- [GIVEN EXERCISE] Answer with a single number: how many lines in the listing below include "luar"?

-=-=-

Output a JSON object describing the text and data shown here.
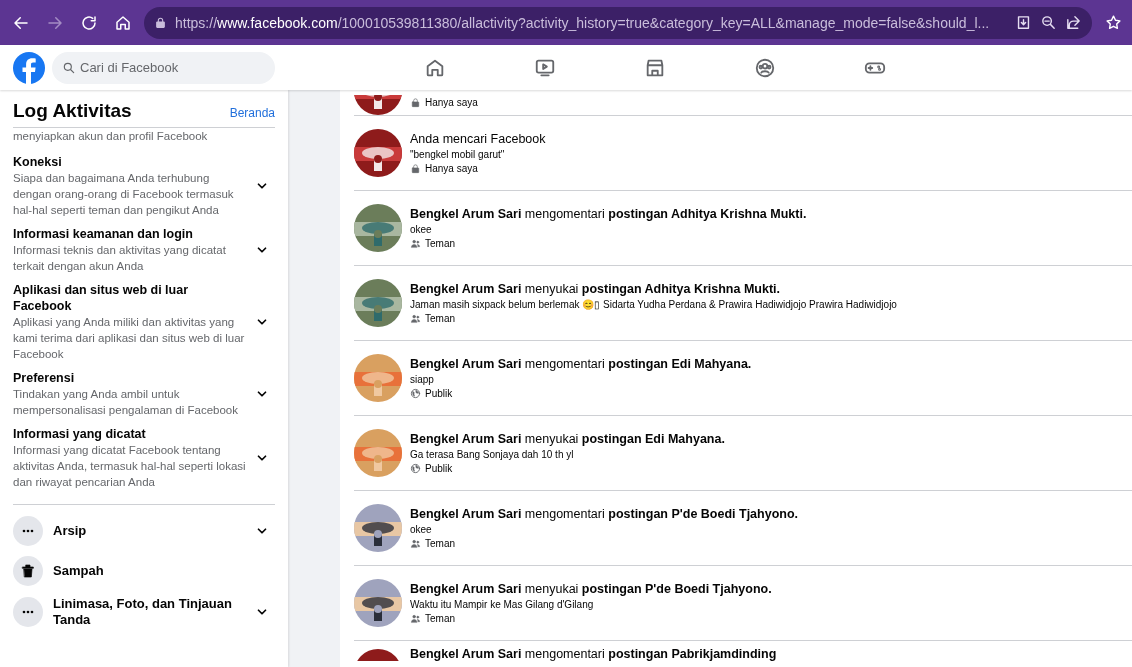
{
  "browser": {
    "back_enabled": true,
    "forward_enabled": false,
    "url": "https://**www.facebook.com**/100010539811380/allactivity?activity_history=true&category_key=ALL&manage_mode=false&should_l..."
  },
  "header": {
    "search": {
      "placeholder": "Cari di Facebook"
    },
    "nav": [
      {
        "kind": "home"
      },
      {
        "kind": "video"
      },
      {
        "kind": "store"
      },
      {
        "kind": "groups"
      },
      {
        "kind": "gaming"
      }
    ]
  },
  "sidebar": {
    "title": "Log Aktivitas",
    "home_link": "Beranda",
    "scrolled_text": "menyiapkan akun dan profil Facebook",
    "sections": [
      {
        "title": "Koneksi",
        "description": "Siapa dan bagaimana Anda terhubung dengan orang-orang di Facebook termasuk hal-hal seperti teman dan pengikut Anda",
        "expanded": false
      },
      {
        "title": "Informasi keamanan dan login",
        "description": "Informasi teknis dan aktivitas yang dicatat terkait dengan akun Anda",
        "expanded": false
      },
      {
        "title": "Aplikasi dan situs web di luar Facebook",
        "description": "Aplikasi yang Anda miliki dan aktivitas yang kami terima dari aplikasi dan situs web di luar Facebook",
        "expanded": false
      },
      {
        "title": "Preferensi",
        "description": "Tindakan yang Anda ambil untuk mempersonalisasi pengalaman di Facebook",
        "expanded": false
      },
      {
        "title": "Informasi yang dicatat",
        "description": "Informasi yang dicatat Facebook tentang aktivitas Anda, termasuk hal-hal seperti lokasi dan riwayat pencarian Anda",
        "expanded": false
      }
    ],
    "items": [
      {
        "kind": "expandable",
        "label": "Arsip"
      },
      {
        "kind": "link",
        "label": "Sampah"
      },
      {
        "kind": "expandable",
        "label": "Linimasa, Foto, dan Tinjauan Tanda"
      }
    ]
  },
  "activities": [
    {
      "kind": "partial",
      "privacy": {
        "kind": "only_me",
        "label": "Hanya saya"
      }
    },
    {
      "kind": "full",
      "title": "Anda mencari Facebook",
      "detail": "\"bengkel mobil garut\"",
      "privacy": {
        "kind": "only_me",
        "label": "Hanya saya"
      }
    },
    {
      "kind": "full",
      "title": "**Bengkel Arum Sari** mengomentari **postingan Adhitya Krishna Mukti.**",
      "detail": "okee",
      "privacy": {
        "kind": "friends",
        "label": "Teman"
      }
    },
    {
      "kind": "full",
      "title": "**Bengkel Arum Sari** menyukai **postingan Adhitya Krishna Mukti.**",
      "detail": "Jaman masih sixpack belum berlemak 😊▯ Sidarta Yudha Perdana & Prawira Hadiwidjojo Prawira Hadiwidjojo",
      "privacy": {
        "kind": "friends",
        "label": "Teman"
      }
    },
    {
      "kind": "full",
      "title": "**Bengkel Arum Sari** mengomentari **postingan Edi Mahyana.**",
      "detail": "siapp",
      "privacy": {
        "kind": "public",
        "label": "Publik"
      }
    },
    {
      "kind": "full",
      "title": "**Bengkel Arum Sari** menyukai **postingan Edi Mahyana.**",
      "detail": "Ga terasa Bang Sonjaya dah 10 th yl",
      "privacy": {
        "kind": "public",
        "label": "Publik"
      }
    },
    {
      "kind": "full",
      "title": "**Bengkel Arum Sari** mengomentari **postingan P'de Boedi Tjahyono.**",
      "detail": "okee",
      "privacy": {
        "kind": "friends",
        "label": "Teman"
      }
    },
    {
      "kind": "full",
      "title": "**Bengkel Arum Sari** menyukai **postingan P'de Boedi Tjahyono.**",
      "detail": "Waktu itu Mampir ke Mas Gilang d'Gilang",
      "privacy": {
        "kind": "friends",
        "label": "Teman"
      }
    },
    {
      "kind": "cut",
      "title": "**Bengkel Arum Sari** mengomentari **postingan Pabrikjamdinding**"
    }
  ]
}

-=-=-

- [EXERCISE ANSWER] 2